◆ Task brief
All records are to be retyped faithfully and completely.

[Input start]

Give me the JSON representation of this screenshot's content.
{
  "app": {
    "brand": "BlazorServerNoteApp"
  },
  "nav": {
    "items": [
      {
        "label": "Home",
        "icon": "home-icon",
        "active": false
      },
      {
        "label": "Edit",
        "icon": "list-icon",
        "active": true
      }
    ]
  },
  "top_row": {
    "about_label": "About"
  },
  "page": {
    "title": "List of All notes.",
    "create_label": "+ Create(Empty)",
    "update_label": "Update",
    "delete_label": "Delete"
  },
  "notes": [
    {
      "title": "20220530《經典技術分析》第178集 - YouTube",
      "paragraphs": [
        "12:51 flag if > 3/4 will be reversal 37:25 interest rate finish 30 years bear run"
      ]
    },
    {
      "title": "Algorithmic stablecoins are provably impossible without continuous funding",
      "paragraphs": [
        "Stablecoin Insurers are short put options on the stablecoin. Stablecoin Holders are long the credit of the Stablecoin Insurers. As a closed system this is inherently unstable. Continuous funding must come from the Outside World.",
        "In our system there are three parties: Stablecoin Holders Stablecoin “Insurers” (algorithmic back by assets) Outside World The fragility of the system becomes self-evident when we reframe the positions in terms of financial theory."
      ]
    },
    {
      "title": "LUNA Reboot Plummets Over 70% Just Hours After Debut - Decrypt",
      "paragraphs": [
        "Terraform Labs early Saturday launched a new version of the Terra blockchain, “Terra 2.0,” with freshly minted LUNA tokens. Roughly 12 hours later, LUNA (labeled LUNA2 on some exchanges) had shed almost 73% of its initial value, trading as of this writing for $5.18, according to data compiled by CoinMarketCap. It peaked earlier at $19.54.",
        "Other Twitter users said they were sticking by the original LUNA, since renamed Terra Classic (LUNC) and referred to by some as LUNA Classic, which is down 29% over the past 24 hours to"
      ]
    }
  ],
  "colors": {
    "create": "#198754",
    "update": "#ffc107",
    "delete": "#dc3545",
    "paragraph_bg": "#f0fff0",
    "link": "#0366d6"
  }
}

[Input end]

◆ Exercise solution
Give me the JSON representation of this screenshot's content.
{
  "app": {
    "brand": "BlazorServerNoteApp"
  },
  "nav": {
    "items": [
      {
        "label": "Home",
        "icon": "home-icon",
        "active": false
      },
      {
        "label": "Edit",
        "icon": "list-icon",
        "active": true
      }
    ]
  },
  "top_row": {
    "about_label": "About"
  },
  "page": {
    "title": "List of All notes.",
    "create_label": "+ Create(Empty)",
    "update_label": "Update",
    "delete_label": "Delete"
  },
  "notes": [
    {
      "title": "20220530《經典技術分析》第178集 - YouTube",
      "paragraphs": [
        "12:51 flag if > 3/4 will be reversal 37:25 interest rate finish 30 years bear run"
      ]
    },
    {
      "title": "Algorithmic stablecoins are provably impossible without continuous funding",
      "paragraphs": [
        "Stablecoin Insurers are short put options on the stablecoin. Stablecoin Holders are long the credit of the Stablecoin Insurers. As a closed system this is inherently unstable. Continuous funding must come from the Outside World.",
        "In our system there are three parties: Stablecoin Holders Stablecoin “Insurers” (algorithmic back by assets) Outside World The fragility of the system becomes self-evident when we reframe the positions in terms of financial theory."
      ]
    },
    {
      "title": "LUNA Reboot Plummets Over 70% Just Hours After Debut - Decrypt",
      "paragraphs": [
        "Terraform Labs early Saturday launched a new version of the Terra blockchain, “Terra 2.0,” with freshly minted LUNA tokens. Roughly 12 hours later, LUNA (labeled LUNA2 on some exchanges) had shed almost 73% of its initial value, trading as of this writing for $5.18, according to data compiled by CoinMarketCap. It peaked earlier at $19.54.",
        "Other Twitter users said they were sticking by the original LUNA, since renamed Terra Classic (LUNC) and referred to by some as LUNA Classic, which is down 29% over the past 24 hours to"
      ]
    }
  ],
  "colors": {
    "create": "#198754",
    "update": "#ffc107",
    "delete": "#dc3545",
    "paragraph_bg": "#f0fff0",
    "link": "#0366d6"
  }
}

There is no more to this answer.